# Challenge
All lines featuring the string "content" are to be listed.

# Supplied records

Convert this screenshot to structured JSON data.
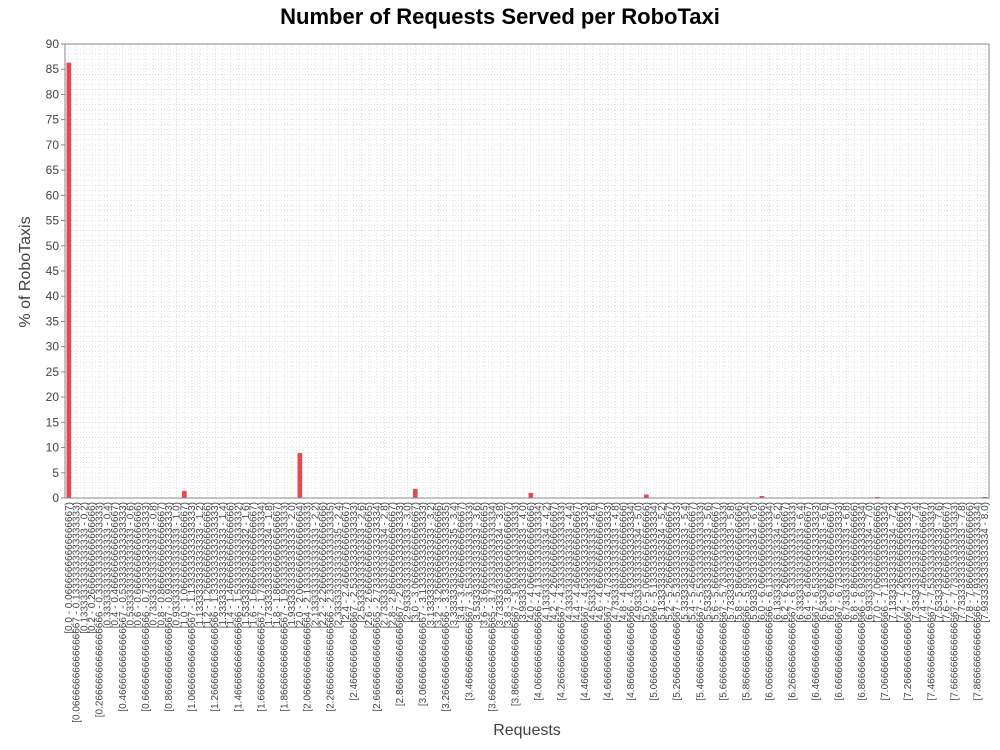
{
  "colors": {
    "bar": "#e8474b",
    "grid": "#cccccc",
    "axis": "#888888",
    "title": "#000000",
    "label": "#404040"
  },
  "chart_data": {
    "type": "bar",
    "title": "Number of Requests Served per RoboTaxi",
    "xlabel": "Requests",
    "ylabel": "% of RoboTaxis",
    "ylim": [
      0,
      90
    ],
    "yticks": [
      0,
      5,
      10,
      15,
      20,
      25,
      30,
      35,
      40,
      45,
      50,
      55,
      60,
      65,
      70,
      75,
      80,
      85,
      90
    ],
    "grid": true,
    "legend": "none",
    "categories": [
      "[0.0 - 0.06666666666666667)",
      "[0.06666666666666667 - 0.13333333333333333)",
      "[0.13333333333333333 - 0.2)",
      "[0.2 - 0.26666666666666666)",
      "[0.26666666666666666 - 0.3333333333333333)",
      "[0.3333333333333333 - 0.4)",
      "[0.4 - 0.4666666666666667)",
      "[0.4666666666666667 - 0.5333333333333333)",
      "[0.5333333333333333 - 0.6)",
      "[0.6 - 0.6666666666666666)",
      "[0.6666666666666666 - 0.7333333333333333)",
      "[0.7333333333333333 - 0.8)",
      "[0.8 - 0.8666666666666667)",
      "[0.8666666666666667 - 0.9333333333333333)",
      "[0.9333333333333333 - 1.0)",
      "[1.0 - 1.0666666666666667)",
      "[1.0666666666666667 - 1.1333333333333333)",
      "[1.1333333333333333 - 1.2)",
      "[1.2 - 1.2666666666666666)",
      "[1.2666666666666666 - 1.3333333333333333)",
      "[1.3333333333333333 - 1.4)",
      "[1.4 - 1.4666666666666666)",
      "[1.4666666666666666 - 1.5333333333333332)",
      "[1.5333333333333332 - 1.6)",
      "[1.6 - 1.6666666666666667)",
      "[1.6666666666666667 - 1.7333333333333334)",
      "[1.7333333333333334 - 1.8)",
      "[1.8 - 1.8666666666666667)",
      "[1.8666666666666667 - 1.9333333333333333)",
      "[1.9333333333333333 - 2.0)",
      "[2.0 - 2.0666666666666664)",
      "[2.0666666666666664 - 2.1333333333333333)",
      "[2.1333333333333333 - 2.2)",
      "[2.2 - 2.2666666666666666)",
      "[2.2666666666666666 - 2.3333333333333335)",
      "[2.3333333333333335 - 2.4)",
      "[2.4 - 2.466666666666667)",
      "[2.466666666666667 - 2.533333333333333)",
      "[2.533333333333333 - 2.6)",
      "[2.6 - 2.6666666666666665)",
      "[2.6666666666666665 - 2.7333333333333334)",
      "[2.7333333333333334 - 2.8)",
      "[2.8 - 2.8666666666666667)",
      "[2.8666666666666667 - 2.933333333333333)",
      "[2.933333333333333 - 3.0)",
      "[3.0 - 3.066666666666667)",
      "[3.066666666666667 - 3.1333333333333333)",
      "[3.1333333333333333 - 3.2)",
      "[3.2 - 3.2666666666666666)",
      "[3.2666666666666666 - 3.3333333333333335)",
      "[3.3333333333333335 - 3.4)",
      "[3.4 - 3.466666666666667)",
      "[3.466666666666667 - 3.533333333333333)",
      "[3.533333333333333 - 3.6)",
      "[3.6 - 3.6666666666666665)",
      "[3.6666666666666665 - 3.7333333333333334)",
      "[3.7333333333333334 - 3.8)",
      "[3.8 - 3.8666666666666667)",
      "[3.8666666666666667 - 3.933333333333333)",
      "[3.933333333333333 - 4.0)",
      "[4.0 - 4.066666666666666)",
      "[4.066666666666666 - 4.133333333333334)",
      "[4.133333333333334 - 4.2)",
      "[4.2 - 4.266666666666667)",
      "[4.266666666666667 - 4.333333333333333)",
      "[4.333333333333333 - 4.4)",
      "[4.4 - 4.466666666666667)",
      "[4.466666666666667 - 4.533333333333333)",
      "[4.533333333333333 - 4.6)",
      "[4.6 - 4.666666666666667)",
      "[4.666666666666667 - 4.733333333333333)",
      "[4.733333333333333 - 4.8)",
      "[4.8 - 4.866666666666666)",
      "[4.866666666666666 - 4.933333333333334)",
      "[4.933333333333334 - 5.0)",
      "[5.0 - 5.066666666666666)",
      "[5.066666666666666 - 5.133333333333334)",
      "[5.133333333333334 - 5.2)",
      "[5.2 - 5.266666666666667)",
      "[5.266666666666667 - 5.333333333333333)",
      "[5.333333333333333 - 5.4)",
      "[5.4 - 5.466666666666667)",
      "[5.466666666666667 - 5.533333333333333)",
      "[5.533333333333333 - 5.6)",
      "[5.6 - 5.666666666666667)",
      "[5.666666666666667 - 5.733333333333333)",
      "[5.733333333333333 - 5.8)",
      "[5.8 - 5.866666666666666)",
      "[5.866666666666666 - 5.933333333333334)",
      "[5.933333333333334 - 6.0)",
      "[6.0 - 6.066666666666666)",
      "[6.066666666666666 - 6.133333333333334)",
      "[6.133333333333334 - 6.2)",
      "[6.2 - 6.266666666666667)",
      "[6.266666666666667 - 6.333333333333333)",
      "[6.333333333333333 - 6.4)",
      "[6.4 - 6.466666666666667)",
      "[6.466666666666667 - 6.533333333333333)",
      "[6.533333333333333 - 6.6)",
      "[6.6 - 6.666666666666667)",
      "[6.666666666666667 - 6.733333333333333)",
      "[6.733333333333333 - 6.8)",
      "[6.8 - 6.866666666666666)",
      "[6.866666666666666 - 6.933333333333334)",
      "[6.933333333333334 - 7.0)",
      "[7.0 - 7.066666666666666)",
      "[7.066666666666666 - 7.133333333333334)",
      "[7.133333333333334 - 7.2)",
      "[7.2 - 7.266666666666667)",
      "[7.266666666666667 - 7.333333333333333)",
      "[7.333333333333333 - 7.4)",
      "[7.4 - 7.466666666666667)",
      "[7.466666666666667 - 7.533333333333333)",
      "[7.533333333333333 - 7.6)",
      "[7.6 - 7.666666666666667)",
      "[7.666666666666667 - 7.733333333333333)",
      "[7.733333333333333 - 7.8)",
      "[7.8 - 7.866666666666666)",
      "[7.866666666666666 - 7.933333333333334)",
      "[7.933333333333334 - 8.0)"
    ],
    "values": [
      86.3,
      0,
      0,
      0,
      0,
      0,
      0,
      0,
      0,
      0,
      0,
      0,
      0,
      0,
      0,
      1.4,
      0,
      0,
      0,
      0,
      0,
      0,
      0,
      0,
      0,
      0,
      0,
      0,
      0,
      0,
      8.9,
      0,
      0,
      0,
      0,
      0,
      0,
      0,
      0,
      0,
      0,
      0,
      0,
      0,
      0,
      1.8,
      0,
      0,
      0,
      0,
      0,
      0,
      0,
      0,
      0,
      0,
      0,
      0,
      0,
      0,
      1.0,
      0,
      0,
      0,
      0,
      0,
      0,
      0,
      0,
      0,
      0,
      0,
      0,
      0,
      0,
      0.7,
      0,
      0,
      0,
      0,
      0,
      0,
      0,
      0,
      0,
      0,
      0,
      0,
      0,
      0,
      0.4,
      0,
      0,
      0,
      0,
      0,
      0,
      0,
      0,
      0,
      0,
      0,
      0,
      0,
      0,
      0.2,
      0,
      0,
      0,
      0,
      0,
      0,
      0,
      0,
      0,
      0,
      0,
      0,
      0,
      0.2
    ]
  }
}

==

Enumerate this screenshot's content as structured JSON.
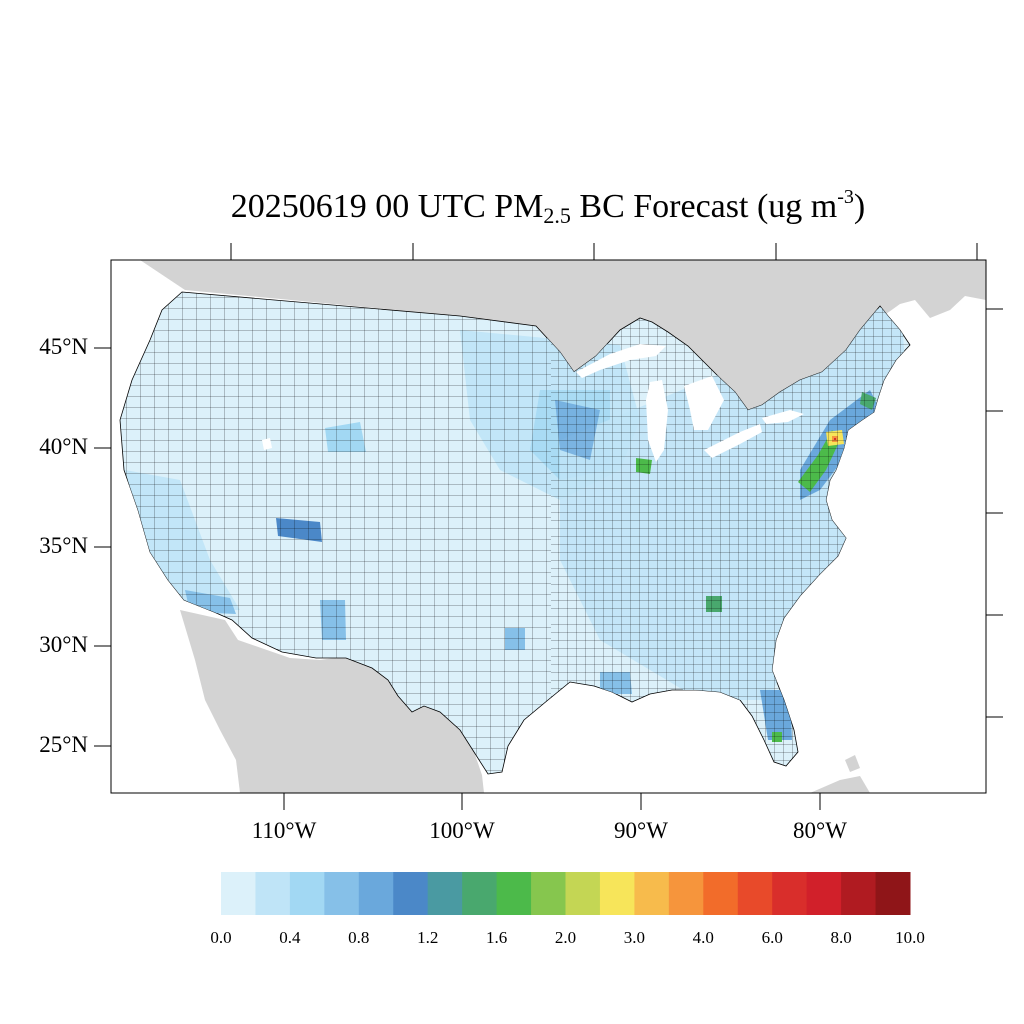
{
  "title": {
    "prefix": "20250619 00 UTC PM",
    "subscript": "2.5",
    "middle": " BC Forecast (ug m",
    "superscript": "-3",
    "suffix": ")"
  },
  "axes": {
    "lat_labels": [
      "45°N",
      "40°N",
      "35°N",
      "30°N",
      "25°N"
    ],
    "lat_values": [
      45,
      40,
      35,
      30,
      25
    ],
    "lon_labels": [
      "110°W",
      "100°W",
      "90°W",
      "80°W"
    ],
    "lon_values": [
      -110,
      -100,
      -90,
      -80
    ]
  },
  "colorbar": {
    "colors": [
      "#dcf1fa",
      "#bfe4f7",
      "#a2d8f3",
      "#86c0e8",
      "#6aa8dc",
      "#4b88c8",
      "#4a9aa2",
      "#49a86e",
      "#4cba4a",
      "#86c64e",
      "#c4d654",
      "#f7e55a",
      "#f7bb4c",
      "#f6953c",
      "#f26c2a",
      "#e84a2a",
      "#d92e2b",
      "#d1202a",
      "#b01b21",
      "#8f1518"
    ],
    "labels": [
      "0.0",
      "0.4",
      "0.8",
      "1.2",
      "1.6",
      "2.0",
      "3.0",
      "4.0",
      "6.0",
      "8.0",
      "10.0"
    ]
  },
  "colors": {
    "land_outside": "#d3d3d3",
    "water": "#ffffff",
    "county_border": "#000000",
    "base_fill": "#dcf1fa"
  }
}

* * *

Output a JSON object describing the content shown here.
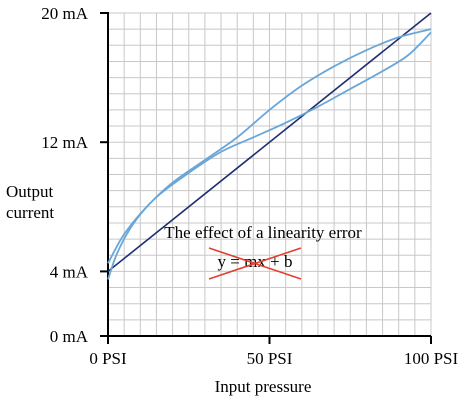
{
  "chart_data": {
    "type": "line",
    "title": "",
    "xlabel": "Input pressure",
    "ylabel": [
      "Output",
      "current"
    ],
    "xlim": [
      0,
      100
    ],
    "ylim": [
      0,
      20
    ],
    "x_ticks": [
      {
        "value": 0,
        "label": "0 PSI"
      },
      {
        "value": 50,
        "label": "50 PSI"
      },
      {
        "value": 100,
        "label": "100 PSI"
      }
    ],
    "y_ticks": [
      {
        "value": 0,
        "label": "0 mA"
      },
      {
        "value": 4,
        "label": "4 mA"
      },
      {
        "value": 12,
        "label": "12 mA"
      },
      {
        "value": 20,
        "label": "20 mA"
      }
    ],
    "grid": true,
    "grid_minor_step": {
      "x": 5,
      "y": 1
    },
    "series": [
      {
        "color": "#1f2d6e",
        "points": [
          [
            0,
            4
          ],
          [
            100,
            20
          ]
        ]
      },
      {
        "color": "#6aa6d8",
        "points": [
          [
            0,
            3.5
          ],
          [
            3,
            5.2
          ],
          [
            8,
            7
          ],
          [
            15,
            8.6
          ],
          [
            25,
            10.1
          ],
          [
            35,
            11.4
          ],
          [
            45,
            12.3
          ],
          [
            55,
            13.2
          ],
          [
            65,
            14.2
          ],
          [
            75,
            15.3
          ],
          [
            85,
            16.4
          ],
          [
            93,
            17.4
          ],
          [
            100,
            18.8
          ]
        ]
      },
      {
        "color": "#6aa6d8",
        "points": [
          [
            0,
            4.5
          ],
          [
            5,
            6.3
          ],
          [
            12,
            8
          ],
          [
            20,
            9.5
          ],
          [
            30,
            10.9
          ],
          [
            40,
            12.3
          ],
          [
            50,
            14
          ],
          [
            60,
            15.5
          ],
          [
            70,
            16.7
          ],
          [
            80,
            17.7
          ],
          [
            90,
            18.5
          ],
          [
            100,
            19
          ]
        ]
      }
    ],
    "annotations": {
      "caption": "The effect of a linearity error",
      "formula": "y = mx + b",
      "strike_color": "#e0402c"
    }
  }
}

# Task result
Enumerate this screenshot's content as structured JSON.
Output a JSON object describing the content shown here.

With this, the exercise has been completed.